For the listing below, give the number of lines in which "والدین" occurs. Add nothing.
━━━━━━━━━━━━━━━━━━━━
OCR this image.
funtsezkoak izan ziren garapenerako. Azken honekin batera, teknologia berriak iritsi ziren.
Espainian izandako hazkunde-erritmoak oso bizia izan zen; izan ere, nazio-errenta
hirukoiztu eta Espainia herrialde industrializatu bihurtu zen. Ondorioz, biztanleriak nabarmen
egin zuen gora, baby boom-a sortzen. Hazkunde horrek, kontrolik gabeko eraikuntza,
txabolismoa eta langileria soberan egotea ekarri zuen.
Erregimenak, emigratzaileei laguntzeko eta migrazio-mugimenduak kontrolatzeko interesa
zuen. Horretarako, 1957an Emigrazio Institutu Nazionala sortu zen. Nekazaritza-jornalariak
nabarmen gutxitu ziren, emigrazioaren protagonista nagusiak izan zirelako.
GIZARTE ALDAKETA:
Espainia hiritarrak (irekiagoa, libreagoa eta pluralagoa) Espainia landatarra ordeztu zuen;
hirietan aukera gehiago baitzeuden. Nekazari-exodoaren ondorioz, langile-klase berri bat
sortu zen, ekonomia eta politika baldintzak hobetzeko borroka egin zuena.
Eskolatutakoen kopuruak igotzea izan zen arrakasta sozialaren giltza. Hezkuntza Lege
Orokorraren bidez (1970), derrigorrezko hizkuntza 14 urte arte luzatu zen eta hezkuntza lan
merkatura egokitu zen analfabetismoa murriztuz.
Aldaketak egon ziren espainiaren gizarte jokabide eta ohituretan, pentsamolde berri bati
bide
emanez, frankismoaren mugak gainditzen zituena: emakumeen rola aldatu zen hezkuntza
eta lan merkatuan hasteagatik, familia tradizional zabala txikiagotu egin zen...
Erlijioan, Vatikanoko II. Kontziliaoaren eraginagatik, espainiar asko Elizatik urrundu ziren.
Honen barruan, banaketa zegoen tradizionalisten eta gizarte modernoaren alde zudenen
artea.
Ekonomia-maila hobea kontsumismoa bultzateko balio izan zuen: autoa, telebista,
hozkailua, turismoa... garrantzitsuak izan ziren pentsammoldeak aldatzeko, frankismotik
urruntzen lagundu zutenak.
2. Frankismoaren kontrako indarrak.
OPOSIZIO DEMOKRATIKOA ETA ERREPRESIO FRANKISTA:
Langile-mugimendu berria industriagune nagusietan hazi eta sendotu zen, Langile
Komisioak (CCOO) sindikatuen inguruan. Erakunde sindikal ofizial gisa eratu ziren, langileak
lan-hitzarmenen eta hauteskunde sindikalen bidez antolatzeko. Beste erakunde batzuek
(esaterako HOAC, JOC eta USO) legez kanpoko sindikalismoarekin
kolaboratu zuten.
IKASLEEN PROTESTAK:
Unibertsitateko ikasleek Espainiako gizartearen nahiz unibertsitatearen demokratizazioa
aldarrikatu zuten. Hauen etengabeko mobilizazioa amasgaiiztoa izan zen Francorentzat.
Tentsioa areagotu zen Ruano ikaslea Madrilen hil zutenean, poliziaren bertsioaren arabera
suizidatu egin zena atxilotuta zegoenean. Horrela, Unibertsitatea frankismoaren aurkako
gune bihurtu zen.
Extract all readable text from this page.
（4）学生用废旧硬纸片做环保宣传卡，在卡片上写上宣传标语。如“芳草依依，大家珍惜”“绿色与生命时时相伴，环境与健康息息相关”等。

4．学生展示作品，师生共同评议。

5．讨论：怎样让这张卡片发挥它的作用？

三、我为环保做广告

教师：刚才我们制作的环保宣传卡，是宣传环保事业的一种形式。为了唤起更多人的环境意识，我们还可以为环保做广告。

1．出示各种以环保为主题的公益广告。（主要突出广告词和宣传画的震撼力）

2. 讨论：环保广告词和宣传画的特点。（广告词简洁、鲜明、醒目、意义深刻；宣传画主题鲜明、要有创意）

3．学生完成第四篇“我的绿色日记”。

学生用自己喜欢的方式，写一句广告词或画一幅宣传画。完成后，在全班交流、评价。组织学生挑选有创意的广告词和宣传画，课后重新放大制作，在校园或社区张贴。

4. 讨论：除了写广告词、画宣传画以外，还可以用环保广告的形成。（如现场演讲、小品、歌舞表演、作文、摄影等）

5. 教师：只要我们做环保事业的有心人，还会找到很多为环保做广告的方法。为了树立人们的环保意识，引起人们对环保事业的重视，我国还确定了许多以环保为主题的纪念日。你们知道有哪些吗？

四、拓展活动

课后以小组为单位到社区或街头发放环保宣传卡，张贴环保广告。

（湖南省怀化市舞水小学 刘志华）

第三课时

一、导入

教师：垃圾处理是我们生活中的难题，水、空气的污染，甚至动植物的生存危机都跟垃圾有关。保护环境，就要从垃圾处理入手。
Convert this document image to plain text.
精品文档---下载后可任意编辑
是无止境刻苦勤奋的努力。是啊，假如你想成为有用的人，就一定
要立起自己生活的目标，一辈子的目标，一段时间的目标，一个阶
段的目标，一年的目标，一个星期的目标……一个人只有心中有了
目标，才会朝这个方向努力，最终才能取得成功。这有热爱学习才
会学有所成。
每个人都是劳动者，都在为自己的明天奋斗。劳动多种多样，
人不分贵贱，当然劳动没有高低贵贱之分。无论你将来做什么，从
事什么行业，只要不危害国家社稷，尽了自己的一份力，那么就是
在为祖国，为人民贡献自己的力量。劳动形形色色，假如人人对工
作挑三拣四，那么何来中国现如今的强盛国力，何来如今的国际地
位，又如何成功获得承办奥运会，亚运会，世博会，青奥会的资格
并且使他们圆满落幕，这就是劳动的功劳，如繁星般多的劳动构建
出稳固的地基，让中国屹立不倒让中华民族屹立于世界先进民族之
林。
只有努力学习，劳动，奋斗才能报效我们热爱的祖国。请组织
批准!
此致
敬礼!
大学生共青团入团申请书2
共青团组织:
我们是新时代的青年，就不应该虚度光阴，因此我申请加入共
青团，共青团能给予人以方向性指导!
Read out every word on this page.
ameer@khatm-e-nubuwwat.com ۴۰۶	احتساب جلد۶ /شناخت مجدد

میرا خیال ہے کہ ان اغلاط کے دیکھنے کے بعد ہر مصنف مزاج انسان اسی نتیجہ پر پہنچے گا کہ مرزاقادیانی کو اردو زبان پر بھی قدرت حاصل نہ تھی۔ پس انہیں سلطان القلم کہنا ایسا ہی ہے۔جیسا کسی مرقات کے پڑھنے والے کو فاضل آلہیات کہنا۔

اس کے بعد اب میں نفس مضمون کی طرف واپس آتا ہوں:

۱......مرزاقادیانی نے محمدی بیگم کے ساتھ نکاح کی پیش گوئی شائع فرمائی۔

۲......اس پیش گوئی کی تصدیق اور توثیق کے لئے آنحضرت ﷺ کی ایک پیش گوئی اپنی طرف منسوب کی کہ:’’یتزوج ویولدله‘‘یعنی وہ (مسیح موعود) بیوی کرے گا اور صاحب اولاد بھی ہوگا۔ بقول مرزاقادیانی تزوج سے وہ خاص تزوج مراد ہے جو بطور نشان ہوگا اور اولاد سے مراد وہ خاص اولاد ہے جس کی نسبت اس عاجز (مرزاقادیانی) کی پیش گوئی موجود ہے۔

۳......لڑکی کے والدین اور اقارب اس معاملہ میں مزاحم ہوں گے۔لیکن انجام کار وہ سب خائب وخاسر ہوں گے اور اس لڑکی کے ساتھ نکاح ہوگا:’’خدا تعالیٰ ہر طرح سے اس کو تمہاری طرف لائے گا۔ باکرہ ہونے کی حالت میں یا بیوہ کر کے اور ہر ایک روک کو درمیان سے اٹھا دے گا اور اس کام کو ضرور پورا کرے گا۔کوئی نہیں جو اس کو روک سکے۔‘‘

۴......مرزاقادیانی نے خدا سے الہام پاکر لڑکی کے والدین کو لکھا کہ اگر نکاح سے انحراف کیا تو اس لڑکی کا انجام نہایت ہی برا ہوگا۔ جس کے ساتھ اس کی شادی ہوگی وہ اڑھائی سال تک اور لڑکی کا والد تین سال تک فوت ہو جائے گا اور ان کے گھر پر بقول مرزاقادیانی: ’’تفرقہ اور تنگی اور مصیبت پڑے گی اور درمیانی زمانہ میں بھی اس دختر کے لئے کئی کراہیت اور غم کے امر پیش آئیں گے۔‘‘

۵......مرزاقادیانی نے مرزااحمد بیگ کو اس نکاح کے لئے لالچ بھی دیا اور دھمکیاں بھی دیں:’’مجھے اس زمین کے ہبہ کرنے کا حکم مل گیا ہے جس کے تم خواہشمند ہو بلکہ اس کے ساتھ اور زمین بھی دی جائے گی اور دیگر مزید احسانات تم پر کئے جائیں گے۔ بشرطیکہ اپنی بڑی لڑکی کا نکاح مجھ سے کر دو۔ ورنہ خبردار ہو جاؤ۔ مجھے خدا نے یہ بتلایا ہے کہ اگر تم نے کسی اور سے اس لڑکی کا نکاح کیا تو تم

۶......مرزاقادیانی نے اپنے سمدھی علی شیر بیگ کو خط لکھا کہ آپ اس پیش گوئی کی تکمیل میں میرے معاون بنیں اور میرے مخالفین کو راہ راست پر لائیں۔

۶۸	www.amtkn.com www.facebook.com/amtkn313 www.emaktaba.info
━━━━━━━━━━━━━━━━━━━━
Output below: 2